>> Start Selected excerpt
问题
Given a term match in a document, what’s the best way to access words around that match? I have read this article http://searchhub.org//2009/05/26/accessing-words-around-a-positional-match-in-lucene/, but the problem is that the Lucene API completely changed since this post(2009), could someone point to me how to do this in newer version of Lucene, such as Lucene 4.6.1?
EDIT:
I figure this out now (The postings APIs (TermEnum, TermDocsEnum, TermPositionsEnum) have been removed in favor of the new flexible indexing (flex) APIs (Fields, FieldsEnum, Terms, TermsEnum, DocsEnum, DocsAndPositionsEnum). One big difference is that field and terms are now enumerated separately: a TermsEnum provides a BytesRef (wraps a byte[]) per term within a single field, not a Term. Another is that when asking for a Docs/AndPositionsEnum, you now specify the skipDocs explicitly (typically this will be the deleted docs, but in general you can provide any Bits).):
public class TermVectorFun {
public static String[] DOCS = {
"The quick red fox jumped over the lazy brown dogs.",
"Mary had a little lamb whose fleece was white as snow.",
"Moby Dick is a story of a whale and a man obsessed.",
"The robber wore a black fleece jacket and a baseball cap.",
"The English Springer Spaniel is the best of all dogs.",
"The fleece was green and red",
"History looks fondly upon the story of the golden fleece, but most people don't agree"
>> End Selected excerpt
### What needs to be done
Pick up the Lucene thread about reading words around a term match where it stops, and carry on with the next part.
>> Start Dataset
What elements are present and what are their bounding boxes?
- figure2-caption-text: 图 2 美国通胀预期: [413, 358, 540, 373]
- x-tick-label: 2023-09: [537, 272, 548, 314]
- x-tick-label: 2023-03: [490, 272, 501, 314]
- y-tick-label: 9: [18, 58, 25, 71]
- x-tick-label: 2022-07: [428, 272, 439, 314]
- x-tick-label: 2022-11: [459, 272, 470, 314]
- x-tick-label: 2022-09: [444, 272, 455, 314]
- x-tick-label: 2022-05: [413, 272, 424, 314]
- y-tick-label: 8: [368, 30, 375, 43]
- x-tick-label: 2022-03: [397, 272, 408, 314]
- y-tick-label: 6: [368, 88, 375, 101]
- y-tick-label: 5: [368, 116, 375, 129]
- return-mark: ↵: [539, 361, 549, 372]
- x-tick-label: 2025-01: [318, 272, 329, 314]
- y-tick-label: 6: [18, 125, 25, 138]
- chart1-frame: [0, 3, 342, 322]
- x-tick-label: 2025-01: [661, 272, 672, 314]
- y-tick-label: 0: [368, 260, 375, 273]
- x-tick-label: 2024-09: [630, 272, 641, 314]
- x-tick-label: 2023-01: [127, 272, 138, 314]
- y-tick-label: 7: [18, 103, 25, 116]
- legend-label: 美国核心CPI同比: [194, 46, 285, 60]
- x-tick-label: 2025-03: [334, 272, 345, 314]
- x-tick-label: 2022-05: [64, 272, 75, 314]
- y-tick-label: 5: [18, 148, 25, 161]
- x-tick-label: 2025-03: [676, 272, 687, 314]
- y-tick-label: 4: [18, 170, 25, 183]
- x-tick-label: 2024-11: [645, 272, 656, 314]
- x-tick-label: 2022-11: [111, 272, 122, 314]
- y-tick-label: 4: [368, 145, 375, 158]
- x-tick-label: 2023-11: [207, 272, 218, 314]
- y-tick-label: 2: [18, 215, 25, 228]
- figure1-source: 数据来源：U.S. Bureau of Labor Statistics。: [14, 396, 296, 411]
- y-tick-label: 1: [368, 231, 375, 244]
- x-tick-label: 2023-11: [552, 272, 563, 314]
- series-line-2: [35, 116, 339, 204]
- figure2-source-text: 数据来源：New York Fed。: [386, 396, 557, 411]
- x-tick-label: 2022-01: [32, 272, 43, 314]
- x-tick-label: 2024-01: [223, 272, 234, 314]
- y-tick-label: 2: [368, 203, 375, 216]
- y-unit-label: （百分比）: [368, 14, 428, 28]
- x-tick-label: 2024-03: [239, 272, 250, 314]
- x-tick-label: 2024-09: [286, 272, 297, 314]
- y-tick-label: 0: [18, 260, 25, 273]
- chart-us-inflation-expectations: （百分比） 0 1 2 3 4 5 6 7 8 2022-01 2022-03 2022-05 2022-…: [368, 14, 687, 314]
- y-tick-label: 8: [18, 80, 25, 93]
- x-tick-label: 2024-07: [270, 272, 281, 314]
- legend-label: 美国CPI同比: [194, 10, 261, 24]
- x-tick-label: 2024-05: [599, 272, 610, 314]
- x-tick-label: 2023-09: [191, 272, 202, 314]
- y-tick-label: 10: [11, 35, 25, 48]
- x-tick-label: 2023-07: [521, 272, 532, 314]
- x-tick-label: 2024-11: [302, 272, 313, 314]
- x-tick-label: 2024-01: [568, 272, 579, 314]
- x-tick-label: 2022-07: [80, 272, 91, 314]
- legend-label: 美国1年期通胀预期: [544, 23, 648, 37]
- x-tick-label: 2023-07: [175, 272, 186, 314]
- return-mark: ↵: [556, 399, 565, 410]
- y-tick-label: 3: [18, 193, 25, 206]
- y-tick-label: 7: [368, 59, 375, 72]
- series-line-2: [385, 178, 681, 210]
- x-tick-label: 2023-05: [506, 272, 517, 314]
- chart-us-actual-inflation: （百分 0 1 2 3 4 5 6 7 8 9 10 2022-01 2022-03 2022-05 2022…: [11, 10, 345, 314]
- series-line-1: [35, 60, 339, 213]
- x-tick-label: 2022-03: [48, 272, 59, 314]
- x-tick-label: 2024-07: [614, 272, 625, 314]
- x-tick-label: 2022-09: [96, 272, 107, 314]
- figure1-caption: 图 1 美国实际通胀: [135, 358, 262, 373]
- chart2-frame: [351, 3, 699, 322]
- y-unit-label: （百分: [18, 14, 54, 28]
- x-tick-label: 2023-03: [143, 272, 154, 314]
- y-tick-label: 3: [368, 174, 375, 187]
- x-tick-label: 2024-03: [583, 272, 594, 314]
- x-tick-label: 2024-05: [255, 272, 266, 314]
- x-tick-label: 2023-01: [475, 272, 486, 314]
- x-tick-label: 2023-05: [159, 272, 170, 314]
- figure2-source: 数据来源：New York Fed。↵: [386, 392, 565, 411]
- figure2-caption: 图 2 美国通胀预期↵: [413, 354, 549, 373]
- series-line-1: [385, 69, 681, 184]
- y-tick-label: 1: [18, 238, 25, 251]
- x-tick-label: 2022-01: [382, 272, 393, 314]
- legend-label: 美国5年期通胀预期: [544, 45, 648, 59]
>> End Dataset
### Reply to the exercise
};
public static void main(String[] args) throws IOException {
RAMDirectory ramDir = new RAMDirectory();
IndexWriterConfig config = new IndexWriterConfig(Version.LUCENE_46, new StandardAnalyzer(Version.LUCENE_46));
config.setOpenMode(IndexWriterConfig.OpenMode.CREATE);
//Index some made up content
IndexWriter writer = new IndexWriter(ramDir, config);
for (int i = 0; i < DOCS.length; i++) {
Document doc = new Document();
Field id = new Field("id", "doc_" + i, Field.Store.YES, Field.Index.NOT_ANALYZED_NO_NORMS);
doc.add(id);
//Store both position and offset information
Field text = new Field("content", DOCS[i], Field.Store.NO, Field.Index.ANALYZED, Field.TermVector.WITH_POSITIONS_OFFSETS);
doc.add(text);
writer.addDocument(doc);
}
writer.close();
//Get a searcher
DirectoryReader dirReader = DirectoryReader.open(ramDir);
IndexSearcher searcher = new IndexSearcher(dirReader);
// Do a search using SpanQuery
SpanTermQuery fleeceQ = new SpanTermQuery(new Term("content", "fleece"));
TopDocs results = searcher.search(fleeceQ, 10);
for (int i = 0; i < results.scoreDocs.length; i++) {
ScoreDoc scoreDoc = results.scoreDocs[i];
System.out.println("Score Doc: " + scoreDoc);
}
IndexReader reader = searcher.getIndexReader();
Spans spans = fleeceQ.getSpans(reader.leaves().get(0), null, new LinkedHashMap<Term, TermContext>());
int window = 2;//get the words within two of the match
while (spans.next() == true) {
int start = spans.start() - window;
int end = spans.end() + window;
Map<Integer, String> entries = new TreeMap<Integer, String>();
System.out.println("Doc: " + spans.doc() + " Start: " + start + " End: " + end);
Fields fields = reader.getTermVectors(spans.doc());
Terms terms = fields.terms("content");
TermsEnum termsEnum = terms.iterator(null);
BytesRef text;
while((text = termsEnum.next()) != null) {
//could store the BytesRef here, but String is easier for this example
String s = new String(text.bytes, text.offset, text.length);
DocsAndPositionsEnum positionsEnum = termsEnum.docsAndPositions(null, null);
if (positionsEnum.nextDoc() != DocIdSetIterator.NO_MORE_DOCS) {
int i = 0;
int position = -1;
while (i < positionsEnum.freq() && (position = positionsEnum.nextPosition()) != -1) {
if (position >= start && position <= end) {
entries.put(position, s);
}
i++;
}
}
}
System.out.println("Entries:" + entries);
}
}
}
回答1:
Use Highlighter. Highlighter.getBestFragment
can be used to get a portion of the text containing the best match. Something like:
TopDocs docs = searcher.search(query, maxdocs);
Document firstDoc = search.doc(docs.scoreDocs[0].doc);
Scorer scorer = new QueryScorer(query)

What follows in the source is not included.